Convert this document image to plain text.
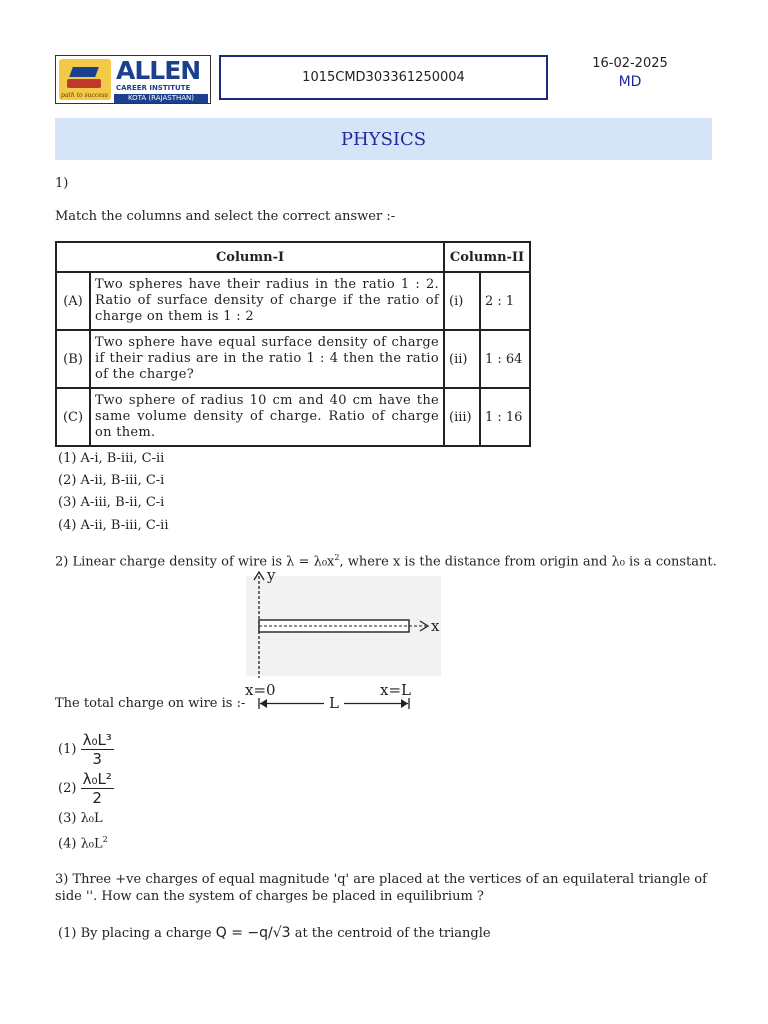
path to success
ALLEN
CAREER INSTITUTE
KOTA (RAJASTHAN)
1015CMD303361250004
16-02-2025
MD
PHYSICS
1)
Match the columns and select the correct answer :-
Column-I		Column-II	
(A)	Two spheres have their radius in the ratio 1 : 2. Ratio of surface density of charge if the ratio of charge on them is 1 : 2	(i)	2 : 1
(B)	Two sphere have equal surface density of charge if their radius are in the ratio 1 : 4 then the ratio of the charge?	(ii)	1 : 64
(C)	Two sphere of radius 10 cm and 40 cm have the same volume density of charge. Ratio of charge on them.	(iii)	1 : 16
(1) A-i, B-iii, C-ii
(2) A-ii, B-iii, C-i
(3) A-iii, B-ii, C-i
(4) A-ii, B-iii, C-ii
2) Linear charge density of wire is $\lambda = \lambda_0x^2$, where x is the distance from origin and λ₀ is a constant.
y
x
x=0	x=L
L
The total charge on wire is :-
$(1) \frac{\text{λ₀L³}}{3}$
$(2) \frac{\text{λ₀L²}}{2}$
(3) λ₀L
(4) $\lambda_0L^2$
3) Three +ve charges of equal magnitude 'q' are placed at the vertices of an equilateral triangle of
side ''. How can the system of charges be placed in equilibrium ?
(1) By placing a charge Q = −q/√3 at the centroid of the triangle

-=-=-=-=-

• _WHAT IS ASKED_
Output a faithful copy of the data, with each picture left out.

• _CORRECT ANSWER_
Convert this document image to plain text.
path to success
ALLEN
CAREER INSTITUTE
KOTA (RAJASTHAN)
1015CMD303361250004
16-02-2025
MD
PHYSICS
1)
Match the columns and select the correct answer :-
Column-I		Column-II	
(A)	Two spheres have their radius in the ratio 1 : 2. Ratio of surface density of charge if the ratio of charge on them is 1 : 2	(i)	2 : 1
(B)	Two sphere have equal surface density of charge if their radius are in the ratio 1 : 4 then the ratio of the charge?	(ii)	1 : 64
(C)	Two sphere of radius 10 cm and 40 cm have the same volume density of charge. Ratio of charge on them.	(iii)	1 : 16
(1) A-i, B-iii, C-ii
(2) A-ii, B-iii, C-i
(3) A-iii, B-ii, C-i
(4) A-ii, B-iii, C-ii
2) Linear charge density of wire is $\lambda = \lambda_0x^2$, where x is the distance from origin and λ₀ is a constant.
y
x
x=0	x=L
L
The total charge on wire is :-
$(1) \frac{\text{λ₀L³}}{3}$
$(2) \frac{\text{λ₀L²}}{2}$
(3) λ₀L
(4) $\lambda_0L^2$
3) Three +ve charges of equal magnitude 'q' are placed at the vertices of an equilateral triangle of
side ''. How can the system of charges be placed in equilibrium ?
(1) By placing a charge Q = −q/√3 at the centroid of the triangle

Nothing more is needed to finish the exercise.